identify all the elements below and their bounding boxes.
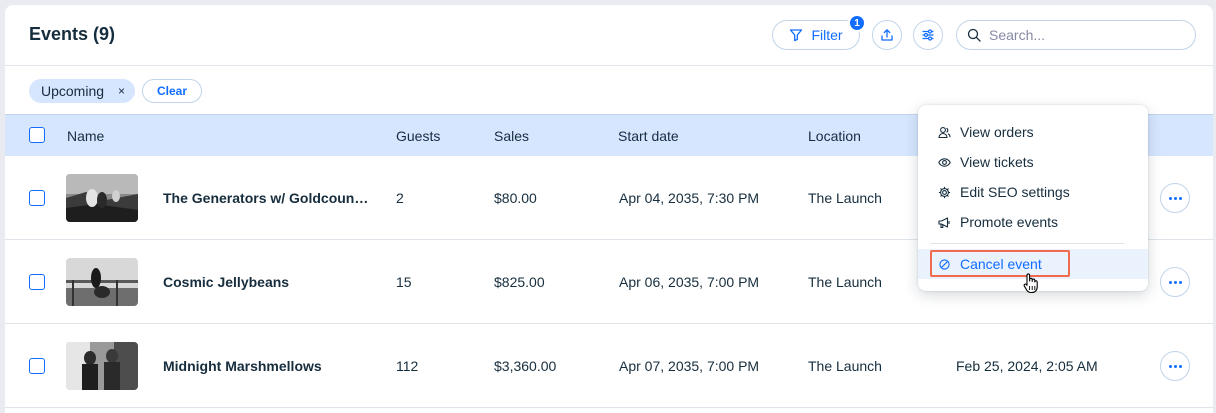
^^^^
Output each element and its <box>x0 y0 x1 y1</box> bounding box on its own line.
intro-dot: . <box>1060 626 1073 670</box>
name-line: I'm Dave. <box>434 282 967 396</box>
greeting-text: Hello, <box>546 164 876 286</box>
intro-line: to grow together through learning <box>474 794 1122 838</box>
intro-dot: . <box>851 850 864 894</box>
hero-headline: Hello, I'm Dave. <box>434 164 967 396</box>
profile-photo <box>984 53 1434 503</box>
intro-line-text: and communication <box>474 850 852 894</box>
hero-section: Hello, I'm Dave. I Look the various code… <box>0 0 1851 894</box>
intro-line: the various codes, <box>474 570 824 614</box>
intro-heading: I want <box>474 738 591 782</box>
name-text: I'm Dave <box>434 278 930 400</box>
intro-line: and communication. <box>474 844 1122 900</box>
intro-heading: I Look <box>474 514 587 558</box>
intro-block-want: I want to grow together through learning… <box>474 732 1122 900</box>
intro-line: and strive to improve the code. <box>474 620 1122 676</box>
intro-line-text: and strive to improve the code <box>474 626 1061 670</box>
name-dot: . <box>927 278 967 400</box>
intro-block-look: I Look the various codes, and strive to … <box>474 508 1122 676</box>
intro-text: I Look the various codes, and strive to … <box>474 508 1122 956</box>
^^^^
> Written request
Reproduce the material from the line containing "Output each element" through the line containing "intro-heading: I Look", keeping every character the same.

> Output for this task
Output each element and its <box>x0 y0 x1 y1</box> bounding box on its own line.
intro-dot: . <box>1060 626 1073 670</box>
name-line: I'm Dave. <box>434 282 967 396</box>
greeting-text: Hello, <box>546 164 876 286</box>
intro-line: to grow together through learning <box>474 794 1122 838</box>
intro-dot: . <box>851 850 864 894</box>
hero-headline: Hello, I'm Dave. <box>434 164 967 396</box>
profile-photo <box>984 53 1434 503</box>
intro-line-text: and communication <box>474 850 852 894</box>
hero-section: Hello, I'm Dave. I Look the various code… <box>0 0 1851 894</box>
intro-line: the various codes, <box>474 570 824 614</box>
intro-heading: I want <box>474 738 591 782</box>
name-text: I'm Dave <box>434 278 930 400</box>
intro-line: and communication. <box>474 844 1122 900</box>
intro-heading: I Look <box>474 514 587 558</box>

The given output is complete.